WHAT TO DO: Each line that holds the word "τελείως" is to be identified and copied.

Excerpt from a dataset
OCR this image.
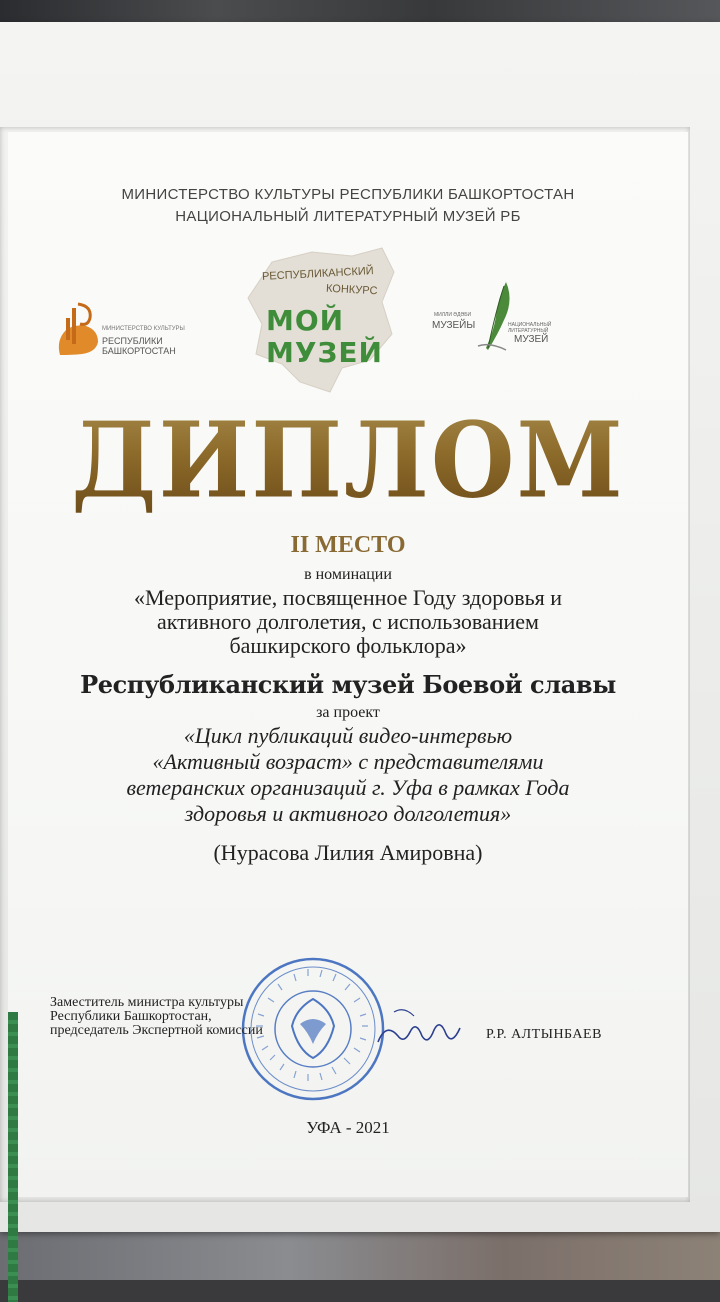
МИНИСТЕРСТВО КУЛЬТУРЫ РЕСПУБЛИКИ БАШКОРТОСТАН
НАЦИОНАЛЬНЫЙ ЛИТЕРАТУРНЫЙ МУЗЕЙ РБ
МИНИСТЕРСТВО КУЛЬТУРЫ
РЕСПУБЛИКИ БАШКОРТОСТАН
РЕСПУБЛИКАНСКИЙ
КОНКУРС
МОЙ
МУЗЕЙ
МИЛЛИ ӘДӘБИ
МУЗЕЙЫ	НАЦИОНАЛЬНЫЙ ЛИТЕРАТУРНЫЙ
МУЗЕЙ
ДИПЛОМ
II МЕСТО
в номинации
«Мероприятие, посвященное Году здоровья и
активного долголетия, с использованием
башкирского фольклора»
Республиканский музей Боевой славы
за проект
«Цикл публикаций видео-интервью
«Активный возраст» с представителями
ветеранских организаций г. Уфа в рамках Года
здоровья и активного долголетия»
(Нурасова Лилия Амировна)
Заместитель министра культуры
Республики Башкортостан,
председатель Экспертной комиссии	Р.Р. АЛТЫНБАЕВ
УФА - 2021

* * *

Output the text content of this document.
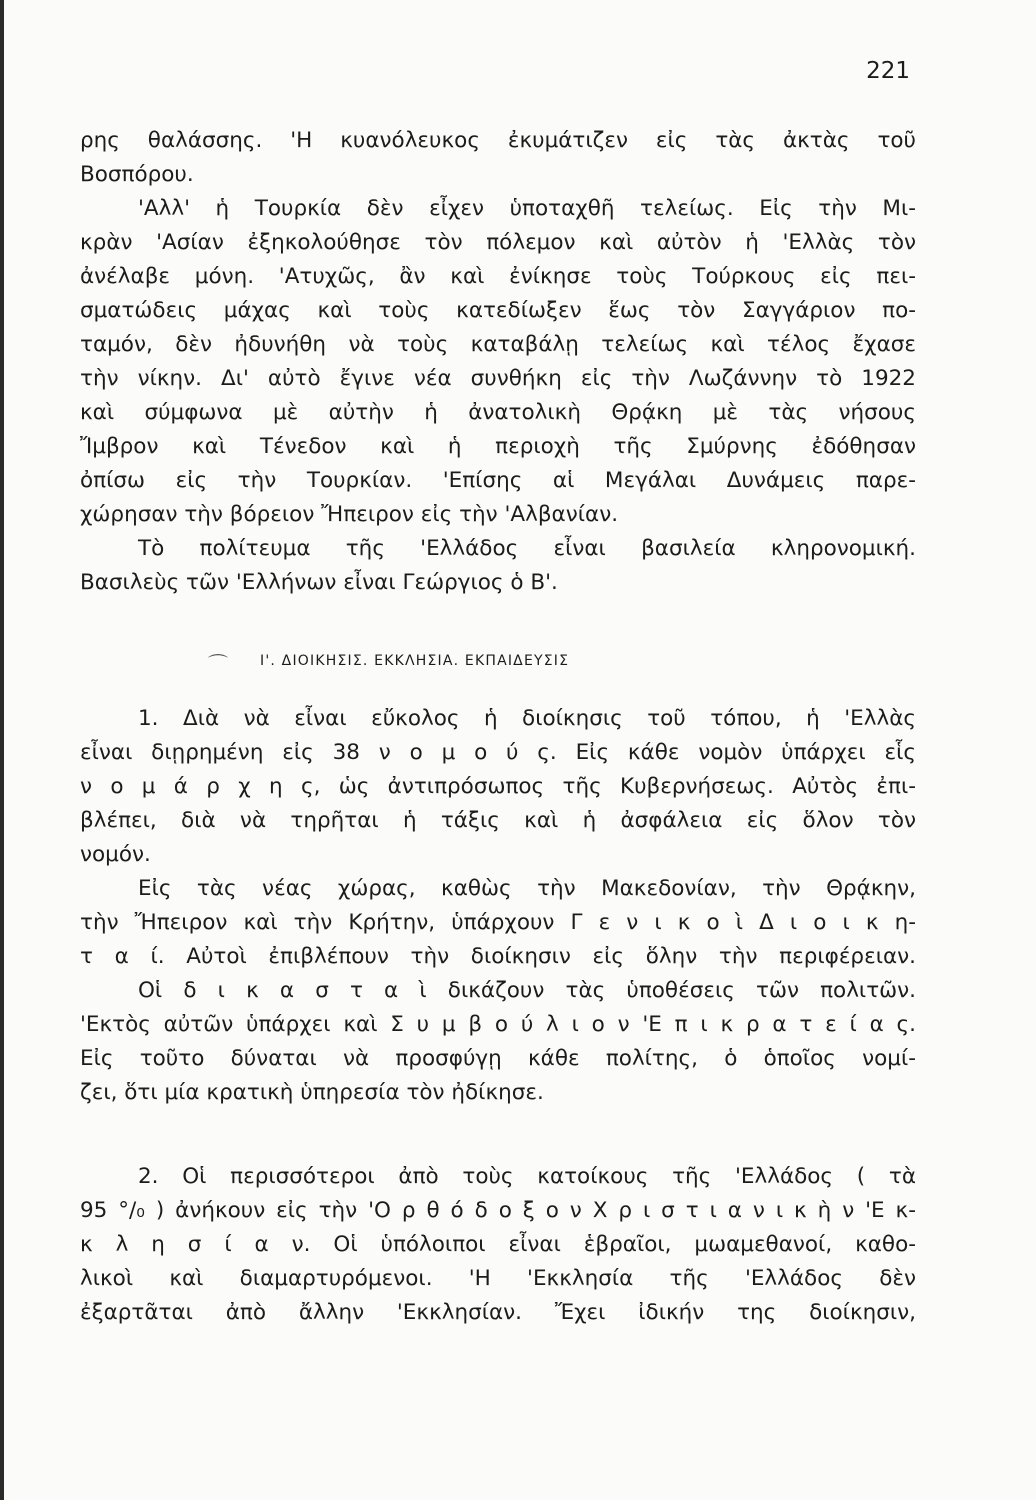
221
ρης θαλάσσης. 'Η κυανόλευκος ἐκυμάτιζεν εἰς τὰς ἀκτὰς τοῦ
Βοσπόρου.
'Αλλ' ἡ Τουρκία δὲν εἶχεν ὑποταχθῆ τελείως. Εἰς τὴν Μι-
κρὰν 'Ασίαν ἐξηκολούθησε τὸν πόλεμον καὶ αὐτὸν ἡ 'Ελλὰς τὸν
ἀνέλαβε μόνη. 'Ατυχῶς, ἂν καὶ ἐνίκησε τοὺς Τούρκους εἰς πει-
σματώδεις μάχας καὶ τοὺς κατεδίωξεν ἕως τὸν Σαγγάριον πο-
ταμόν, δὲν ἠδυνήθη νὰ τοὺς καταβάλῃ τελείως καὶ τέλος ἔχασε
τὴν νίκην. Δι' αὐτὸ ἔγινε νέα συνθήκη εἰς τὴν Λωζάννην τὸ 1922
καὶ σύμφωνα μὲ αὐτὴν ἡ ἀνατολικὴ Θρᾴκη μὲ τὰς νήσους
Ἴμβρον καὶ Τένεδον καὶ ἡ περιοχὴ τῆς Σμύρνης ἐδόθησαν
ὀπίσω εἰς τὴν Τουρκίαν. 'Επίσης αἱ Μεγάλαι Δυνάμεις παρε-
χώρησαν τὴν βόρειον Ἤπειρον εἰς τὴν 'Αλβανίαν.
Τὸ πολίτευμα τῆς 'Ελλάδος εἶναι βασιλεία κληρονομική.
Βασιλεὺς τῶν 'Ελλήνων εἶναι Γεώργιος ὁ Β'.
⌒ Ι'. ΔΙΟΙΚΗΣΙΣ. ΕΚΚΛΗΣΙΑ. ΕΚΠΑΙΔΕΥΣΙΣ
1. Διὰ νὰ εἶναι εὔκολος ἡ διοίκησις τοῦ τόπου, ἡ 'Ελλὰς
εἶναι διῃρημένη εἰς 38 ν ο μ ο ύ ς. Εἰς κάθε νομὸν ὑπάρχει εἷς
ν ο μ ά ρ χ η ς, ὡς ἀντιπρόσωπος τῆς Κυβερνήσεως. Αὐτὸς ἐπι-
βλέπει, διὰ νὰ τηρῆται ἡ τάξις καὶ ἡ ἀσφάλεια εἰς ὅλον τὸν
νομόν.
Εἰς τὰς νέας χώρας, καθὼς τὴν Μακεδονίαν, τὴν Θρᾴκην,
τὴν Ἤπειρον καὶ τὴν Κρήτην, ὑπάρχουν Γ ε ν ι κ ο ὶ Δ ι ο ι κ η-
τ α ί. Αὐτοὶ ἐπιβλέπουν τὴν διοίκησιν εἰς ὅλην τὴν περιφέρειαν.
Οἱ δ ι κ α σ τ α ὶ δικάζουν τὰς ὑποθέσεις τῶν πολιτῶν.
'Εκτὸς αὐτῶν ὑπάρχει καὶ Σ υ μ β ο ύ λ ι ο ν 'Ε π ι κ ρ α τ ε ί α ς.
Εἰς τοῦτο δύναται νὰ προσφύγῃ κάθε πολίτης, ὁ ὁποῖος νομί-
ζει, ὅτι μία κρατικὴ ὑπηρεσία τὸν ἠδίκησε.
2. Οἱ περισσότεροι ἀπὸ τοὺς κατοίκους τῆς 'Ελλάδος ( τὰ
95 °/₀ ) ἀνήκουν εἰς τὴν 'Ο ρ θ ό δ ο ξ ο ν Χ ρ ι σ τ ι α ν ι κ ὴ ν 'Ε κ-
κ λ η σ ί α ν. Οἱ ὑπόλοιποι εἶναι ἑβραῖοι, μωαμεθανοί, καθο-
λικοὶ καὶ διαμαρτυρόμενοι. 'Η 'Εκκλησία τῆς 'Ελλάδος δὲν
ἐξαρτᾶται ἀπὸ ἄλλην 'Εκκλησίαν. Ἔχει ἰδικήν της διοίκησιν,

ANSWER TO THIS EXERCISE:
'Αλλ' ἡ Τουρκία δὲν εἶχεν ὑποταχθῆ τελείως. Εἰς τὴν Μι-
ταμόν, δὲν ἠδυνήθη νὰ τοὺς καταβάλῃ τελείως καὶ τέλος ἔχασε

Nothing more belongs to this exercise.